Supplied records:
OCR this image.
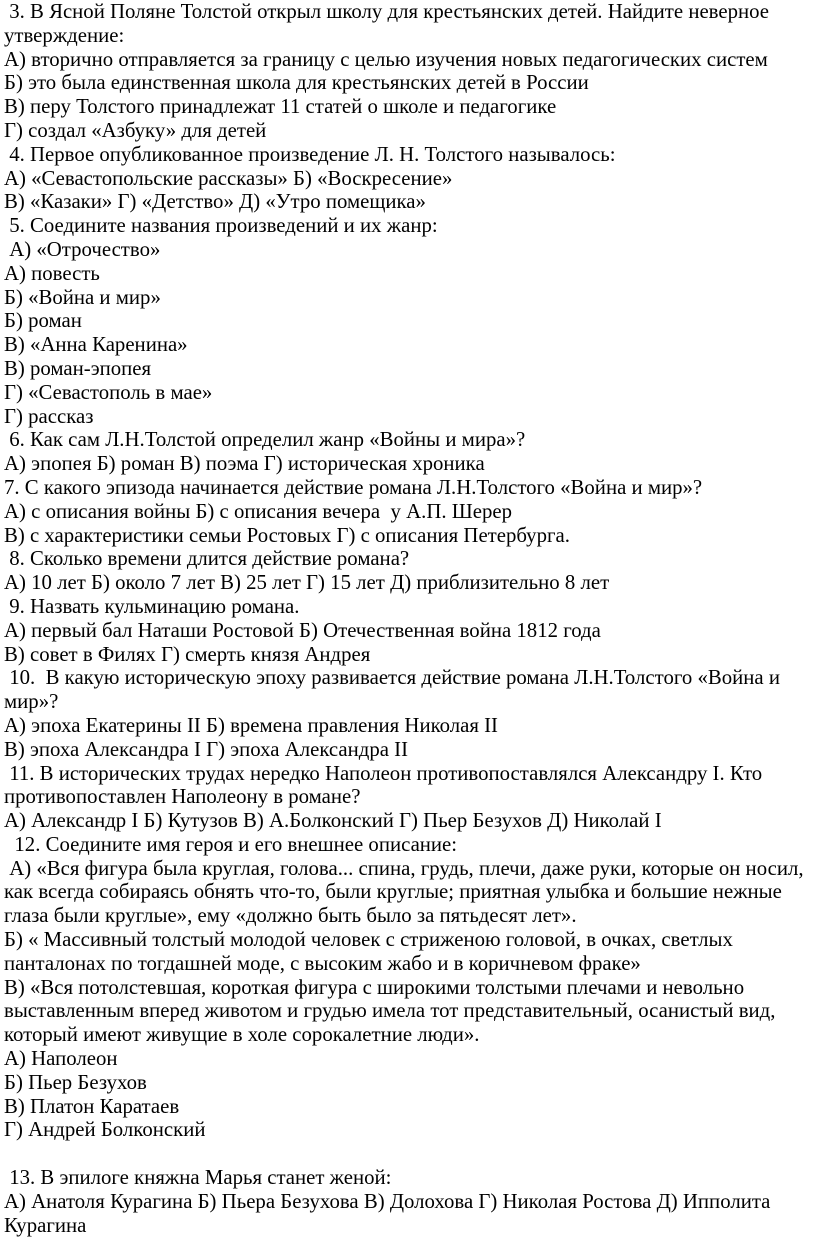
3. В Ясной Поляне Толстой открыл школу для крестьянских детей. Найдите неверное
утверждение:
А) вторично отправляется за границу с целью изучения новых педагогических систем
Б) это была единственная школа для крестьянских детей в России
В) перу Толстого принадлежат 11 статей о школе и педагогике
Г) создал «Азбуку» для детей
4. Первое опубликованное произведение Л. Н. Толстого называлось:
А) «Севастопольские рассказы» Б) «Воскресение»
В) «Казаки» Г) «Детство» Д) «Утро помещика»
5. Соедините названия произведений и их жанр:
А) «Отрочество»
А) повесть
Б) «Война и мир»
Б) роман
В) «Анна Каренина»
В) роман-эпопея
Г) «Севастополь в мае»
Г) рассказ
6. Как сам Л.Н.Толстой определил жанр «Войны и мира»?
А) эпопея Б) роман В) поэма Г) историческая хроника
7. С какого эпизода начинается действие романа Л.Н.Толстого «Война и мир»?
А) с описания войны Б) с описания вечера  у А.П. Шерер
В) с характеристики семьи Ростовых Г) с описания Петербурга.
8. Сколько времени длится действие романа?
А) 10 лет Б) около 7 лет В) 25 лет Г) 15 лет Д) приблизительно 8 лет
9. Назвать кульминацию романа.
А) первый бал Наташи Ростовой Б) Отечественная война 1812 года
В) совет в Филях Г) смерть князя Андрея
10.  В какую историческую эпоху развивается действие романа Л.Н.Толстого «Война и
мир»?
А) эпоха Екатерины II Б) времена правления Николая II
В) эпоха Александра I Г) эпоха Александра II
11. В исторических трудах нередко Наполеон противопоставлялся Александру I. Кто
противопоставлен Наполеону в романе?
А) Александр I Б) Кутузов В) А.Болконский Г) Пьер Безухов Д) Николай I
12. Соедините имя героя и его внешнее описание:
А) «Вся фигура была круглая, голова... спина, грудь, плечи, даже руки, которые он носил,
как всегда собираясь обнять что-то, были круглые; приятная улыбка и большие нежные
глаза были круглые», ему «должно быть было за пятьдесят лет».
Б) « Массивный толстый молодой человек с стриженою головой, в очках, светлых
панталонах по тогдашней моде, с высоким жабо и в коричневом фраке»
В) «Вся потолстевшая, короткая фигура с широкими толстыми плечами и невольно
выставленным вперед животом и грудью имела тот представительный, осанистый вид,
который имеют живущие в холе сорокалетние люди».
А) Наполеон
Б) Пьер Безухов
В) Платон Каратаев
Г) Андрей Болконский
13. В эпилоге княжна Марья станет женой:
А) Анатоля Курагина Б) Пьера Безухова В) Долохова Г) Николая Ростова Д) Ипполита
Курагина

Prompt:
Each line with the string "жанр" in it needs to be found and copied.

Written response:
5. Соедините названия произведений и их жанр:
6. Как сам Л.Н.Толстой определил жанр «Войны и мира»?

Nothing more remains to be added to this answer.